What this task involves
Transcribe all the entries word for word, skipping the pictures.

Provided records

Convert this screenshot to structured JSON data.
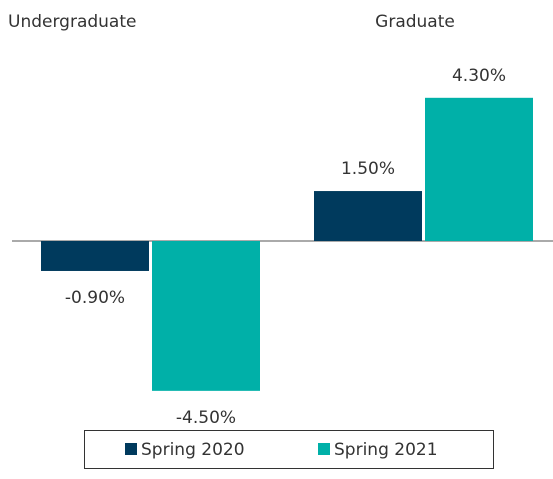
{
  "chart_data": {
    "type": "bar",
    "categories": [
      "Undergraduate",
      "Graduate"
    ],
    "series": [
      {
        "name": "Spring 2020",
        "color": "#003a5d",
        "values": [
          -0.9,
          1.5
        ],
        "value_labels": [
          "-0.90%",
          "1.50%"
        ]
      },
      {
        "name": "Spring 2021",
        "color": "#00b0a8",
        "values": [
          -4.5,
          4.3
        ],
        "value_labels": [
          "-4.50%",
          "4.30%"
        ]
      }
    ],
    "legend": "bottom"
  }
}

Exercise output
Convert this screenshot to structured JSON data.
{
  "chart_data": {
    "type": "bar",
    "categories": [
      "Undergraduate",
      "Graduate"
    ],
    "series": [
      {
        "name": "Spring 2020",
        "color": "#003a5d",
        "values": [
          -0.9,
          1.5
        ],
        "value_labels": [
          "-0.90%",
          "1.50%"
        ]
      },
      {
        "name": "Spring 2021",
        "color": "#00b0a8",
        "values": [
          -4.5,
          4.3
        ],
        "value_labels": [
          "-4.50%",
          "4.30%"
        ]
      }
    ],
    "legend": "bottom"
  }
}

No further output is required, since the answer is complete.